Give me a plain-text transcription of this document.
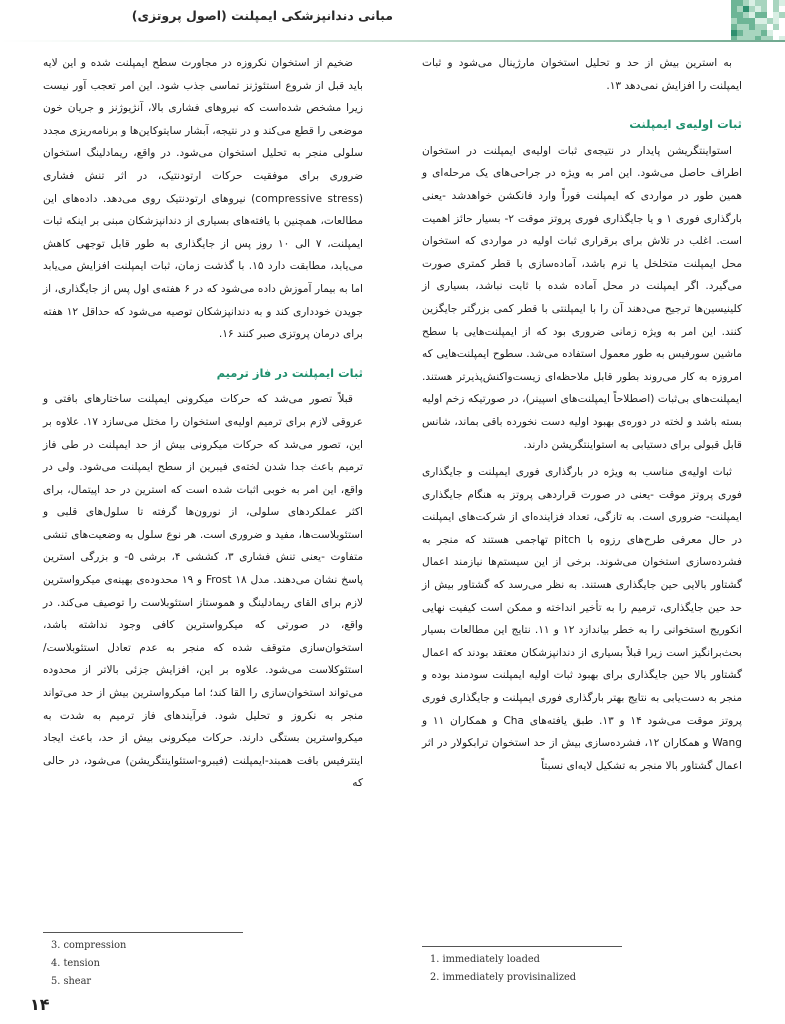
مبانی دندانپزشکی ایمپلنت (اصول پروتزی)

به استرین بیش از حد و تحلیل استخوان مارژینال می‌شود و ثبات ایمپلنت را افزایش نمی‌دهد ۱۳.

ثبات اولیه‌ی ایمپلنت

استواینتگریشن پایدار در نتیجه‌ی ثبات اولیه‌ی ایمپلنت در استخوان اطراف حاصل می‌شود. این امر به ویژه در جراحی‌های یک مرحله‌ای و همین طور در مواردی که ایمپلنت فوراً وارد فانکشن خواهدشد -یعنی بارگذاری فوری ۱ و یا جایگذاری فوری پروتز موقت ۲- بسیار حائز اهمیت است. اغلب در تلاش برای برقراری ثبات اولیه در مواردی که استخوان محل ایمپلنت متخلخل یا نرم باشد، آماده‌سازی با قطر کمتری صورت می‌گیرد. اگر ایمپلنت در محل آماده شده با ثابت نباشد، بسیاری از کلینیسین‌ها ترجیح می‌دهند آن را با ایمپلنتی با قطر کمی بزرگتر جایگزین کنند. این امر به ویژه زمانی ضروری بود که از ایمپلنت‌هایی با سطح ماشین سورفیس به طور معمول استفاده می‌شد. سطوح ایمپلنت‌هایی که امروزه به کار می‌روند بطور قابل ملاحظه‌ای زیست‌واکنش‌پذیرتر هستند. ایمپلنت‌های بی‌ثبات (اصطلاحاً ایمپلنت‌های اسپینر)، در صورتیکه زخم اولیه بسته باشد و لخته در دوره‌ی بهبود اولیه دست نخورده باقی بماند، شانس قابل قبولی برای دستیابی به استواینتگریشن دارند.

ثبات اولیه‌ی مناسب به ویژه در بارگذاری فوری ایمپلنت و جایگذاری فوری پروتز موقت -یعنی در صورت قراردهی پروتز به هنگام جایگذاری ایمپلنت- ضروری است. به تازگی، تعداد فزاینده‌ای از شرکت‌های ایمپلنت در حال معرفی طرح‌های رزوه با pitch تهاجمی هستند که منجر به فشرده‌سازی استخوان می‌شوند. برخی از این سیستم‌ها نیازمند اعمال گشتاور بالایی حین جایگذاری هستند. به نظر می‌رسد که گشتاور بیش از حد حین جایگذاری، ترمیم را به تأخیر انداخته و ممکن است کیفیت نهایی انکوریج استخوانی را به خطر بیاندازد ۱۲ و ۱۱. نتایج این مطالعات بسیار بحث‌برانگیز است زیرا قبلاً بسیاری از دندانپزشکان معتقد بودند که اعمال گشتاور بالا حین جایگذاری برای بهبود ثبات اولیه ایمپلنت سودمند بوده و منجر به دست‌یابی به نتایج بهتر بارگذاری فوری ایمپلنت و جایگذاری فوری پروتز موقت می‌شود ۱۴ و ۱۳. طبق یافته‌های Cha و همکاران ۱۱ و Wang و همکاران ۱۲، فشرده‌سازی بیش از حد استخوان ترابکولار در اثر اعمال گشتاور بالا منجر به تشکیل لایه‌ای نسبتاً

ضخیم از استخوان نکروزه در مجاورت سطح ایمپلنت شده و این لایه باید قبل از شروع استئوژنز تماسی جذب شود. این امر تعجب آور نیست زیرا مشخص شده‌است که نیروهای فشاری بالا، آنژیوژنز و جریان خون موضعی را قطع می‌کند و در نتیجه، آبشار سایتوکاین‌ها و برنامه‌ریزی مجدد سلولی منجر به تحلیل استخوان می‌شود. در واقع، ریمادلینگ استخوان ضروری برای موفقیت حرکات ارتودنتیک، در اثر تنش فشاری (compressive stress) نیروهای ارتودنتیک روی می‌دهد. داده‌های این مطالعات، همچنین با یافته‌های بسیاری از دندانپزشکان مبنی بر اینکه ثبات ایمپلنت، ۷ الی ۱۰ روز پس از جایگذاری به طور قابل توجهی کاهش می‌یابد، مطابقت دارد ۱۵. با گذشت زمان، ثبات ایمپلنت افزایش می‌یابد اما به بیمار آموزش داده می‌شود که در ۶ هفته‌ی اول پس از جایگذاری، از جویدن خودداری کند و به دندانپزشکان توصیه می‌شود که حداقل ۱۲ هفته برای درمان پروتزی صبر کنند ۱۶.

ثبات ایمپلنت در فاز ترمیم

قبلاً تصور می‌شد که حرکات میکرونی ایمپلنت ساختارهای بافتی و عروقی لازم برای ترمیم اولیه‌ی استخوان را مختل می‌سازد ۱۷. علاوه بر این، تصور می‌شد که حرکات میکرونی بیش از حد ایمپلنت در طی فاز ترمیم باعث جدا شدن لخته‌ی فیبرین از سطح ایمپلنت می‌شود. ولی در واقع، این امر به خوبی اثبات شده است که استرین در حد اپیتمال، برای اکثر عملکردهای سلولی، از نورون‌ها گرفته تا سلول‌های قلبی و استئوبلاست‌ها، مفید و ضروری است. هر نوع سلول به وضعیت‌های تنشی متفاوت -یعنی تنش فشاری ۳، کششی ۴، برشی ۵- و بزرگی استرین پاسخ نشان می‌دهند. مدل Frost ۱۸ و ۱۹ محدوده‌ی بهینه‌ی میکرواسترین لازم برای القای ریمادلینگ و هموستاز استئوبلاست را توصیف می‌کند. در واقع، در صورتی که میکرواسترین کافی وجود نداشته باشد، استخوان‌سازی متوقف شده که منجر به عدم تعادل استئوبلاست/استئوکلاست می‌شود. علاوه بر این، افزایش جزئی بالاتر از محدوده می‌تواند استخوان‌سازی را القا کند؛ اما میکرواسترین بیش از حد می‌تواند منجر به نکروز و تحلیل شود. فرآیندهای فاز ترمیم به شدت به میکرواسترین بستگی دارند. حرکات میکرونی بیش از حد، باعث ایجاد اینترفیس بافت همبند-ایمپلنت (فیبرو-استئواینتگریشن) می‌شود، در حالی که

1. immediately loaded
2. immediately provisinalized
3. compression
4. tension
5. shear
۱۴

______________________________

● **What is expected**: In the entries above, find lines with "کنند" and copy each.

● **Answer for this exercise**:
استواینتگریشن پایدار در نتیجه‌ی ثبات اولیه‌ی ایمپلنت در استخوان اطراف حاصل می‌شود. این امر به ویژه در جراحی‌های یک مرحله‌ای و همین طور در مواردی که ایمپلنت فوراً وارد فانکشن خواهدشد -یعنی بارگذاری فوری ۱ و یا جایگذاری فوری پروتز موقت ۲- بسیار حائز اهمیت است. اغلب در تلاش برای برقراری ثبات اولیه در مواردی که استخوان محل ایمپلنت متخلخل یا نرم باشد، آماده‌سازی با قطر کمتری صورت می‌گیرد. اگر ایمپلنت در محل آماده شده با ثابت نباشد، بسیاری از کلینیسین‌ها ترجیح می‌دهند آن را با ایمپلنتی با قطر کمی بزرگتر جایگزین کنند. این امر به ویژه زمانی ضروری بود که از ایمپلنت‌هایی با سطح ماشین سورفیس به طور معمول استفاده می‌شد. سطوح ایمپلنت‌هایی که امروزه به کار می‌روند بطور قابل ملاحظه‌ای زیست‌واکنش‌پذیرتر هستند. ایمپلنت‌های بی‌ثبات (اصطلاحاً ایمپلنت‌های اسپینر)، در صورتیکه زخم اولیه بسته باشد و لخته در دوره‌ی بهبود اولیه دست نخورده باقی بماند، شانس قابل قبولی برای دستیابی به استواینتگریشن دارند.
ضخیم از استخوان نکروزه در مجاورت سطح ایمپلنت شده و این لایه باید قبل از شروع استئوژنز تماسی جذب شود. این امر تعجب آور نیست زیرا مشخص شده‌است که نیروهای فشاری بالا، آنژیوژنز و جریان خون موضعی را قطع می‌کند و در نتیجه، آبشار سایتوکاین‌ها و برنامه‌ریزی مجدد سلولی منجر به تحلیل استخوان می‌شود. در واقع، ریمادلینگ استخوان ضروری برای موفقیت حرکات ارتودنتیک، در اثر تنش فشاری (compressive stress) نیروهای ارتودنتیک روی می‌دهد. داده‌های این مطالعات، همچنین با یافته‌های بسیاری از دندانپزشکان مبنی بر اینکه ثبات ایمپلنت، ۷ الی ۱۰ روز پس از جایگذاری به طور قابل توجهی کاهش می‌یابد، مطابقت دارد ۱۵. با گذشت زمان، ثبات ایمپلنت افزایش می‌یابد اما به بیمار آموزش داده می‌شود که در ۶ هفته‌ی اول پس از جایگذاری، از جویدن خودداری کند و به دندانپزشکان توصیه می‌شود که حداقل ۱۲ هفته برای درمان پروتزی صبر کنند ۱۶.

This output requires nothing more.